• Directions
Extract the full set of records, then give each one again exactly.

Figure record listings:
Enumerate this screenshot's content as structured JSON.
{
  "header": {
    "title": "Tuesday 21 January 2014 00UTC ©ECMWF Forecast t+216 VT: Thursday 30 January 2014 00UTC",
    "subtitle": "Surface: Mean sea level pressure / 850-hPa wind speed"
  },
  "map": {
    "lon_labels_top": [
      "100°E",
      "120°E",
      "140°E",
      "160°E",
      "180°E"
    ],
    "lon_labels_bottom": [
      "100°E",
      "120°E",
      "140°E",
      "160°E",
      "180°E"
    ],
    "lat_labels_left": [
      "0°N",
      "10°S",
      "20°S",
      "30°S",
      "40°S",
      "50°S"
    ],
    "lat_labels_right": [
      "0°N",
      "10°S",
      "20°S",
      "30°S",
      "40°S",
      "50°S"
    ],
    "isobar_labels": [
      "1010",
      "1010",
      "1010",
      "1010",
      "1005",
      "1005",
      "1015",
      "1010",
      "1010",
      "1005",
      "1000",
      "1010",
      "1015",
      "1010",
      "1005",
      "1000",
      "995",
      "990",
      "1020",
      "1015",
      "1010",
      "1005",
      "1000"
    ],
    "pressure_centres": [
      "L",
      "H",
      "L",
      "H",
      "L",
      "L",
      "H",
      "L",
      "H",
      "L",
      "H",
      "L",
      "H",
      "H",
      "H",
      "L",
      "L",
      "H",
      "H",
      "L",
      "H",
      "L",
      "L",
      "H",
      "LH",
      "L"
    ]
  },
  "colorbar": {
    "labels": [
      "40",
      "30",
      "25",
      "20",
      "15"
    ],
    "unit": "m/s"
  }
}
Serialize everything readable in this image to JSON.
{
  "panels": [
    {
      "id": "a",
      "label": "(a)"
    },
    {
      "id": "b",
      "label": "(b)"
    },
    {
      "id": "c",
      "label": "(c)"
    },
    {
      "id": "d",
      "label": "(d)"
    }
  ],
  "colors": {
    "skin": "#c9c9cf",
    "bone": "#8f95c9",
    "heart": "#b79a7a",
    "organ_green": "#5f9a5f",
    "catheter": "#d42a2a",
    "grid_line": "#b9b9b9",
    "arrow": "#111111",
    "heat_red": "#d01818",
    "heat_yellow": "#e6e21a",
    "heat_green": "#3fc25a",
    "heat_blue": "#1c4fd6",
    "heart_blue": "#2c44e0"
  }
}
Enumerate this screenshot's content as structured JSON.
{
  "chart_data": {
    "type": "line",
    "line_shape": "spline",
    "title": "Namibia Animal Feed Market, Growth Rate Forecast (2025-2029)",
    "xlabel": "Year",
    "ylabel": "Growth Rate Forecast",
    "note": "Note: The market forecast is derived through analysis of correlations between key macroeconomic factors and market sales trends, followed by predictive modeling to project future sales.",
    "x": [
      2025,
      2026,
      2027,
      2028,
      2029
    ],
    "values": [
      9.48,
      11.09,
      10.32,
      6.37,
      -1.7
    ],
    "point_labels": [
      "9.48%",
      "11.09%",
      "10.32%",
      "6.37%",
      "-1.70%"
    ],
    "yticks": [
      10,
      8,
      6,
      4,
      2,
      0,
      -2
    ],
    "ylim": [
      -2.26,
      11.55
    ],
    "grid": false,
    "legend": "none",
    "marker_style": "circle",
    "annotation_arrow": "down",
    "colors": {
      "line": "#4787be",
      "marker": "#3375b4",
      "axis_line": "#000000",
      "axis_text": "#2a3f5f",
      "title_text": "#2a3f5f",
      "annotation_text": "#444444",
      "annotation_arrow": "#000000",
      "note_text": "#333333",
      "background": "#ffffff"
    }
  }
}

• The answer
Enumerate this screenshot's content as structured JSON.
{
  "header": {
    "title": "Tuesday 21 January 2014 00UTC ©ECMWF Forecast t+216 VT: Thursday 30 January 2014 00UTC",
    "subtitle": "Surface: Mean sea level pressure / 850-hPa wind speed"
  },
  "map": {
    "lon_labels_top": [
      "100°E",
      "120°E",
      "140°E",
      "160°E",
      "180°E"
    ],
    "lon_labels_bottom": [
      "100°E",
      "120°E",
      "140°E",
      "160°E",
      "180°E"
    ],
    "lat_labels_left": [
      "0°N",
      "10°S",
      "20°S",
      "30°S",
      "40°S",
      "50°S"
    ],
    "lat_labels_right": [
      "0°N",
      "10°S",
      "20°S",
      "30°S",
      "40°S",
      "50°S"
    ],
    "isobar_labels": [
      "1010",
      "1010",
      "1010",
      "1010",
      "1005",
      "1005",
      "1015",
      "1010",
      "1010",
      "1005",
      "1000",
      "1010",
      "1015",
      "1010",
      "1005",
      "1000",
      "995",
      "990",
      "1020",
      "1015",
      "1010",
      "1005",
      "1000"
    ],
    "pressure_centres": [
      "L",
      "H",
      "L",
      "H",
      "L",
      "L",
      "H",
      "L",
      "H",
      "L",
      "H",
      "L",
      "H",
      "H",
      "H",
      "L",
      "L",
      "H",
      "H",
      "L",
      "H",
      "L",
      "L",
      "H",
      "LH",
      "L"
    ]
  },
  "colorbar": {
    "labels": [
      "40",
      "30",
      "25",
      "20",
      "15"
    ],
    "unit": "m/s"
  }
}
Serialize everything readable in this image to JSON.
{
  "panels": [
    {
      "id": "a",
      "label": "(a)"
    },
    {
      "id": "b",
      "label": "(b)"
    },
    {
      "id": "c",
      "label": "(c)"
    },
    {
      "id": "d",
      "label": "(d)"
    }
  ],
  "colors": {
    "skin": "#c9c9cf",
    "bone": "#8f95c9",
    "heart": "#b79a7a",
    "organ_green": "#5f9a5f",
    "catheter": "#d42a2a",
    "grid_line": "#b9b9b9",
    "arrow": "#111111",
    "heat_red": "#d01818",
    "heat_yellow": "#e6e21a",
    "heat_green": "#3fc25a",
    "heat_blue": "#1c4fd6",
    "heart_blue": "#2c44e0"
  }
}
Enumerate this screenshot's content as structured JSON.
{
  "chart_data": {
    "type": "line",
    "line_shape": "spline",
    "title": "Namibia Animal Feed Market, Growth Rate Forecast (2025-2029)",
    "xlabel": "Year",
    "ylabel": "Growth Rate Forecast",
    "note": "Note: The market forecast is derived through analysis of correlations between key macroeconomic factors and market sales trends, followed by predictive modeling to project future sales.",
    "x": [
      2025,
      2026,
      2027,
      2028,
      2029
    ],
    "values": [
      9.48,
      11.09,
      10.32,
      6.37,
      -1.7
    ],
    "point_labels": [
      "9.48%",
      "11.09%",
      "10.32%",
      "6.37%",
      "-1.70%"
    ],
    "yticks": [
      10,
      8,
      6,
      4,
      2,
      0,
      -2
    ],
    "ylim": [
      -2.26,
      11.55
    ],
    "grid": false,
    "legend": "none",
    "marker_style": "circle",
    "annotation_arrow": "down",
    "colors": {
      "line": "#4787be",
      "marker": "#3375b4",
      "axis_line": "#000000",
      "axis_text": "#2a3f5f",
      "title_text": "#2a3f5f",
      "annotation_text": "#444444",
      "annotation_arrow": "#000000",
      "note_text": "#333333",
      "background": "#ffffff"
    }
  }
}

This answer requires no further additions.